Collection entries
-- start --

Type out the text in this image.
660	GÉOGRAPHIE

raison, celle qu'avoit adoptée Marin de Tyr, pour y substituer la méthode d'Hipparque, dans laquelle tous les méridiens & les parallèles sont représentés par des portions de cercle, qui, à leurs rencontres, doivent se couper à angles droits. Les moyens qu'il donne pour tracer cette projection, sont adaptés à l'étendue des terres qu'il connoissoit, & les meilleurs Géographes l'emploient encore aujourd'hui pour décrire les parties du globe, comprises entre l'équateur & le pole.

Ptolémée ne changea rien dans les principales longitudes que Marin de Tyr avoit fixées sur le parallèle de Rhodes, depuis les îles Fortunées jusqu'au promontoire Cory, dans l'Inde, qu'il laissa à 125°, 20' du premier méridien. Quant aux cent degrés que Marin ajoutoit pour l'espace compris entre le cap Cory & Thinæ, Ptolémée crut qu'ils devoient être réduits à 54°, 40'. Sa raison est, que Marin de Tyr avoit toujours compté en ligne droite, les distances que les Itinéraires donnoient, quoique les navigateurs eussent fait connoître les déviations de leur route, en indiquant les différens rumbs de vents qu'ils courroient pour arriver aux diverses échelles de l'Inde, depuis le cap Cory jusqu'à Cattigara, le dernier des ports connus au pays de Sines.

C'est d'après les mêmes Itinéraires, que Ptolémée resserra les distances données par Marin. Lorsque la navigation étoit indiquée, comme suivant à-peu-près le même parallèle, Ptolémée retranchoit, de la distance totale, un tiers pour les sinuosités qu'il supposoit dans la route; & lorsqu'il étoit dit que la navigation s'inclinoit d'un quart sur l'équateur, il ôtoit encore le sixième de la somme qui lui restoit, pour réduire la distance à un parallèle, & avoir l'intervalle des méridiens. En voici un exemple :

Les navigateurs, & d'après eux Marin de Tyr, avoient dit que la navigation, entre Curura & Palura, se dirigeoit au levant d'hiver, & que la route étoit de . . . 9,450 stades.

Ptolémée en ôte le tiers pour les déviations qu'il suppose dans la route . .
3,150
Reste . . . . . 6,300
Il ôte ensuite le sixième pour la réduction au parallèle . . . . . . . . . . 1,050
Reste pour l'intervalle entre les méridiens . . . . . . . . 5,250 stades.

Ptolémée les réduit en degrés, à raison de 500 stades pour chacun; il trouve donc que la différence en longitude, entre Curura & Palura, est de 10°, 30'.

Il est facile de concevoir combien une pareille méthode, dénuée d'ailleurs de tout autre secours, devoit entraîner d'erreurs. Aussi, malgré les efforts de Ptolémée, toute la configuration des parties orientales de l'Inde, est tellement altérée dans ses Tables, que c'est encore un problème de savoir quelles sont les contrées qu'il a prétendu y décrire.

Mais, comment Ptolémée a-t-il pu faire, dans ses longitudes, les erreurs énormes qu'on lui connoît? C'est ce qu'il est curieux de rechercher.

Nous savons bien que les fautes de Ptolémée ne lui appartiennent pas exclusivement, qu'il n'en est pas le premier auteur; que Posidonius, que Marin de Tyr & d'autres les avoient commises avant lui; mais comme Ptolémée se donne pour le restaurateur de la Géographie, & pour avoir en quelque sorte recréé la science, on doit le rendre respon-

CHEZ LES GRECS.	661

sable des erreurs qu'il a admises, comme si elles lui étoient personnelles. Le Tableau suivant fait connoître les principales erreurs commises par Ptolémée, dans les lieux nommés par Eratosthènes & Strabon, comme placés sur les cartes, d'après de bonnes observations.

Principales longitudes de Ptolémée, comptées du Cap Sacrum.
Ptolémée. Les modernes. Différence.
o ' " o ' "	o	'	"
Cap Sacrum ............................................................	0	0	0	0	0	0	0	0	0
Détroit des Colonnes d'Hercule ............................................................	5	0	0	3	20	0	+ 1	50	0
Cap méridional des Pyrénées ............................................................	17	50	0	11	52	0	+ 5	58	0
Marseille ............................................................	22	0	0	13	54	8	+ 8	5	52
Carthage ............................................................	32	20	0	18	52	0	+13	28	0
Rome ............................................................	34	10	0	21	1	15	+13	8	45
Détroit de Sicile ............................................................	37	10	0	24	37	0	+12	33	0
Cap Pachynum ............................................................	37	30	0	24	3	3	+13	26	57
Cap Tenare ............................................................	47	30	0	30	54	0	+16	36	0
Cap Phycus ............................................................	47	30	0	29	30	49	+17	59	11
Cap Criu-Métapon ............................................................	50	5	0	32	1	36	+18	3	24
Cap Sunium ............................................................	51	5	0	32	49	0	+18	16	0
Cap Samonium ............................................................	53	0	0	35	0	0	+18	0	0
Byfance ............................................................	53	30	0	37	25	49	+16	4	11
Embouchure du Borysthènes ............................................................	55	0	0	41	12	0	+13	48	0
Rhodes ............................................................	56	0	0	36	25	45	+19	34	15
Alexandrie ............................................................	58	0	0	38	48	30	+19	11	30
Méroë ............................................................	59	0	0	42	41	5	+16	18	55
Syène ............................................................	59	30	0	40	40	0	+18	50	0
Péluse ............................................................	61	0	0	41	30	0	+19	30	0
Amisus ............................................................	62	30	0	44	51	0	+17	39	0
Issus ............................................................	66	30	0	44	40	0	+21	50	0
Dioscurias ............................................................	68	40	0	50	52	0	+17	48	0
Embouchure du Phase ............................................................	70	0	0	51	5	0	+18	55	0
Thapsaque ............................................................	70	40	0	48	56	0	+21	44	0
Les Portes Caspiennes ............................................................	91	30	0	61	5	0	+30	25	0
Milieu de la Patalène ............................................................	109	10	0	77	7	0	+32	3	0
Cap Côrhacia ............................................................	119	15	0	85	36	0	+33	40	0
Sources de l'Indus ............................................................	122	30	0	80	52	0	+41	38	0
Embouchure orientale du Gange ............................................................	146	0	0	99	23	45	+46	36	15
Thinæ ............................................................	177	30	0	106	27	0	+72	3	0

-- end --

- [Aim of the exercise] Provide an exact reproduction of all the entries shown above.

- [Reply]
Type out the text in this image.
660	GÉOGRAPHIE

raison, celle qu'avoit adoptée Marin de Tyr, pour y substituer la méthode d'Hipparque, dans laquelle tous les méridiens & les parallèles sont représentés par des portions de cercle, qui, à leurs rencontres, doivent se couper à angles droits. Les moyens qu'il donne pour tracer cette projection, sont adaptés à l'étendue des terres qu'il connoissoit, & les meilleurs Géographes l'emploient encore aujourd'hui pour décrire les parties du globe, comprises entre l'équateur & le pole.

Ptolémée ne changea rien dans les principales longitudes que Marin de Tyr avoit fixées sur le parallèle de Rhodes, depuis les îles Fortunées jusqu'au promontoire Cory, dans l'Inde, qu'il laissa à 125°, 20' du premier méridien. Quant aux cent degrés que Marin ajoutoit pour l'espace compris entre le cap Cory & Thinæ, Ptolémée crut qu'ils devoient être réduits à 54°, 40'. Sa raison est, que Marin de Tyr avoit toujours compté en ligne droite, les distances que les Itinéraires donnoient, quoique les navigateurs eussent fait connoître les déviations de leur route, en indiquant les différens rumbs de vents qu'ils courroient pour arriver aux diverses échelles de l'Inde, depuis le cap Cory jusqu'à Cattigara, le dernier des ports connus au pays de Sines.

C'est d'après les mêmes Itinéraires, que Ptolémée resserra les distances données par Marin. Lorsque la navigation étoit indiquée, comme suivant à-peu-près le même parallèle, Ptolémée retranchoit, de la distance totale, un tiers pour les sinuosités qu'il supposoit dans la route; & lorsqu'il étoit dit que la navigation s'inclinoit d'un quart sur l'équateur, il ôtoit encore le sixième de la somme qui lui restoit, pour réduire la distance à un parallèle, & avoir l'intervalle des méridiens. En voici un exemple :

Les navigateurs, & d'après eux Marin de Tyr, avoient dit que la navigation, entre Curura & Palura, se dirigeoit au levant d'hiver, & que la route étoit de . . . 9,450 stades.

Ptolémée en ôte le tiers pour les déviations qu'il suppose dans la route . .
3,150
Reste . . . . . 6,300
Il ôte ensuite le sixième pour la réduction au parallèle . . . . . . . . . . 1,050
Reste pour l'intervalle entre les méridiens . . . . . . . . 5,250 stades.

Ptolémée les réduit en degrés, à raison de 500 stades pour chacun; il trouve donc que la différence en longitude, entre Curura & Palura, est de 10°, 30'.

Il est facile de concevoir combien une pareille méthode, dénuée d'ailleurs de tout autre secours, devoit entraîner d'erreurs. Aussi, malgré les efforts de Ptolémée, toute la configuration des parties orientales de l'Inde, est tellement altérée dans ses Tables, que c'est encore un problème de savoir quelles sont les contrées qu'il a prétendu y décrire.

Mais, comment Ptolémée a-t-il pu faire, dans ses longitudes, les erreurs énormes qu'on lui connoît? C'est ce qu'il est curieux de rechercher.

Nous savons bien que les fautes de Ptolémée ne lui appartiennent pas exclusivement, qu'il n'en est pas le premier auteur; que Posidonius, que Marin de Tyr & d'autres les avoient commises avant lui; mais comme Ptolémée se donne pour le restaurateur de la Géographie, & pour avoir en quelque sorte recréé la science, on doit le rendre respon-

CHEZ LES GRECS.	661

sable des erreurs qu'il a admises, comme si elles lui étoient personnelles. Le Tableau suivant fait connoître les principales erreurs commises par Ptolémée, dans les lieux nommés par Eratosthènes & Strabon, comme placés sur les cartes, d'après de bonnes observations.

Principales longitudes de Ptolémée, comptées du Cap Sacrum.
Ptolémée. Les modernes. Différence.
o ' " o ' "	o	'	"
Cap Sacrum ............................................................	0	0	0	0	0	0	0	0	0
Détroit des Colonnes d'Hercule ............................................................	5	0	0	3	20	0	+ 1	50	0
Cap méridional des Pyrénées ............................................................	17	50	0	11	52	0	+ 5	58	0
Marseille ............................................................	22	0	0	13	54	8	+ 8	5	52
Carthage ............................................................	32	20	0	18	52	0	+13	28	0
Rome ............................................................	34	10	0	21	1	15	+13	8	45
Détroit de Sicile ............................................................	37	10	0	24	37	0	+12	33	0
Cap Pachynum ............................................................	37	30	0	24	3	3	+13	26	57
Cap Tenare ............................................................	47	30	0	30	54	0	+16	36	0
Cap Phycus ............................................................	47	30	0	29	30	49	+17	59	11
Cap Criu-Métapon ............................................................	50	5	0	32	1	36	+18	3	24
Cap Sunium ............................................................	51	5	0	32	49	0	+18	16	0
Cap Samonium ............................................................	53	0	0	35	0	0	+18	0	0
Byfance ............................................................	53	30	0	37	25	49	+16	4	11
Embouchure du Borysthènes ............................................................	55	0	0	41	12	0	+13	48	0
Rhodes ............................................................	56	0	0	36	25	45	+19	34	15
Alexandrie ............................................................	58	0	0	38	48	30	+19	11	30
Méroë ............................................................	59	0	0	42	41	5	+16	18	55
Syène ............................................................	59	30	0	40	40	0	+18	50	0
Péluse ............................................................	61	0	0	41	30	0	+19	30	0
Amisus ............................................................	62	30	0	44	51	0	+17	39	0
Issus ............................................................	66	30	0	44	40	0	+21	50	0
Dioscurias ............................................................	68	40	0	50	52	0	+17	48	0
Embouchure du Phase ............................................................	70	0	0	51	5	0	+18	55	0
Thapsaque ............................................................	70	40	0	48	56	0	+21	44	0
Les Portes Caspiennes ............................................................	91	30	0	61	5	0	+30	25	0
Milieu de la Patalène ............................................................	109	10	0	77	7	0	+32	3	0
Cap Côrhacia ............................................................	119	15	0	85	36	0	+33	40	0
Sources de l'Indus ............................................................	122	30	0	80	52	0	+41	38	0
Embouchure orientale du Gange ............................................................	146	0	0	99	23	45	+46	36	15
Thinæ ............................................................	177	30	0	106	27	0	+72	3	0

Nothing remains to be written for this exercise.